-- Begin Data provided --

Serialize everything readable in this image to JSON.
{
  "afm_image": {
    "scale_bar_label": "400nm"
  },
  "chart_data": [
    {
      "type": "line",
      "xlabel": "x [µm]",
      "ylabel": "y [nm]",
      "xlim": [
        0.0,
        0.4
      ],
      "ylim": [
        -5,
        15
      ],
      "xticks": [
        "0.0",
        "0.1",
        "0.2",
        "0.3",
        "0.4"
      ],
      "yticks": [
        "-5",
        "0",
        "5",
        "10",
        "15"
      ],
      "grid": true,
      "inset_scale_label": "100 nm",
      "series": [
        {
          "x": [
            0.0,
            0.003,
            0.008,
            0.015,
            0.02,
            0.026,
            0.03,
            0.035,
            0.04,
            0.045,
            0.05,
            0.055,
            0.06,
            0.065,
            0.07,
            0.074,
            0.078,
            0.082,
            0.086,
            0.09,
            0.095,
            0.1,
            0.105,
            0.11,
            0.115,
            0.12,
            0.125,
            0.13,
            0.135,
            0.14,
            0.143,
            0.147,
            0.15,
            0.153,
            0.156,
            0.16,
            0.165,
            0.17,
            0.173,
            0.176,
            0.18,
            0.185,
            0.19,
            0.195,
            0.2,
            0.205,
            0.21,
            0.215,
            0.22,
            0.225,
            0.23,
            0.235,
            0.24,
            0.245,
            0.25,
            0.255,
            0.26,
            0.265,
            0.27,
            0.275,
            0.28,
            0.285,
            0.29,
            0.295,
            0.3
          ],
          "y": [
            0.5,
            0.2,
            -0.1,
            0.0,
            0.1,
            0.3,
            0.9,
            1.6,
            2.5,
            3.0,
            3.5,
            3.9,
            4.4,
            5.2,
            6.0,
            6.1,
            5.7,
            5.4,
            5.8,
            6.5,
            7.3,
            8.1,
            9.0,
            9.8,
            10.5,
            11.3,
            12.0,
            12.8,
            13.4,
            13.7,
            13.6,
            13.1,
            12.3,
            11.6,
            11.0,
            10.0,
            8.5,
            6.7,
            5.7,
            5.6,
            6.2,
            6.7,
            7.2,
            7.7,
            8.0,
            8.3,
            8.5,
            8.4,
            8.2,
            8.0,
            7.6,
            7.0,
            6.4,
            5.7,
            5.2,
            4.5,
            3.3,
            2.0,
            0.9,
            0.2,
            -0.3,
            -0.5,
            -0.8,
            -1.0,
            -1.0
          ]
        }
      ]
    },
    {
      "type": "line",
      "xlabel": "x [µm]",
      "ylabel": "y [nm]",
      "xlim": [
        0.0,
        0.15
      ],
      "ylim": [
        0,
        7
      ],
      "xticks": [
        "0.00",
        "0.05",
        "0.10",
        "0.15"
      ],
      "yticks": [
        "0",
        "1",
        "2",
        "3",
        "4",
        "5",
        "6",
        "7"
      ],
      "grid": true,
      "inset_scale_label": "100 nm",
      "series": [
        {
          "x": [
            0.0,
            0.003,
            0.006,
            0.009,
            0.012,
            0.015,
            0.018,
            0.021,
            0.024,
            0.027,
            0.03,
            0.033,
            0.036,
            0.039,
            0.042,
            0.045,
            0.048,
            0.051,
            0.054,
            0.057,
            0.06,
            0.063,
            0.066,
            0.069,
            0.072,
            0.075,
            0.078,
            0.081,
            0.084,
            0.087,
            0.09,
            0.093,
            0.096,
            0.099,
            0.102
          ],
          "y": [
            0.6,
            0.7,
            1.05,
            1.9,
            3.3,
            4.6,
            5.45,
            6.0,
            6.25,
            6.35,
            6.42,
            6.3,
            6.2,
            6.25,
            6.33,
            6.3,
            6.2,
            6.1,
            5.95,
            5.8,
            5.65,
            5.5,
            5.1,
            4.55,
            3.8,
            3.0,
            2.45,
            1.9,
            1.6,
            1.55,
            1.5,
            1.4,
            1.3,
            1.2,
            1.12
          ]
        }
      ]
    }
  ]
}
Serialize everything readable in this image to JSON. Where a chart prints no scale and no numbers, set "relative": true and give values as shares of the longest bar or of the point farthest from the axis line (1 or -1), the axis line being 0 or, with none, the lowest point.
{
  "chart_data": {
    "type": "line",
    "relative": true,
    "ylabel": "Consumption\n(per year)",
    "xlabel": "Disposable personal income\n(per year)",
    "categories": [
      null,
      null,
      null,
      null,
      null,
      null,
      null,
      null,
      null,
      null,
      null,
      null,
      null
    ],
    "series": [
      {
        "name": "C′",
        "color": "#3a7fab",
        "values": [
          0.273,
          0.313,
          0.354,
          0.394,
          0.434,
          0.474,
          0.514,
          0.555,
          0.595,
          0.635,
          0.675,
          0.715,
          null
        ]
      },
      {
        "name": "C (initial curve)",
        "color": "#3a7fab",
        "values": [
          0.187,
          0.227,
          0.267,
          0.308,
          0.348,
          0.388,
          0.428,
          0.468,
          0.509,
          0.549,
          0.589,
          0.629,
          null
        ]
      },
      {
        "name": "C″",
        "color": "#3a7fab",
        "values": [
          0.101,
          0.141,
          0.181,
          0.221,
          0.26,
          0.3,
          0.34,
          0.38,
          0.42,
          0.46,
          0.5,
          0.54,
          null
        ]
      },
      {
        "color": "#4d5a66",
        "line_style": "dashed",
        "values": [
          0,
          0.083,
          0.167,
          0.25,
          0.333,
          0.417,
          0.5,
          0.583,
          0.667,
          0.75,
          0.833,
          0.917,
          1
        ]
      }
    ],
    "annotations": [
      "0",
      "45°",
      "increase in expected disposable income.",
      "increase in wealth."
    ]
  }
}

-- End Data provided --

• **Short problem**: State how many lines in the entries above include the word "year"; reply with the number alone.

• **Answer to the task**: 2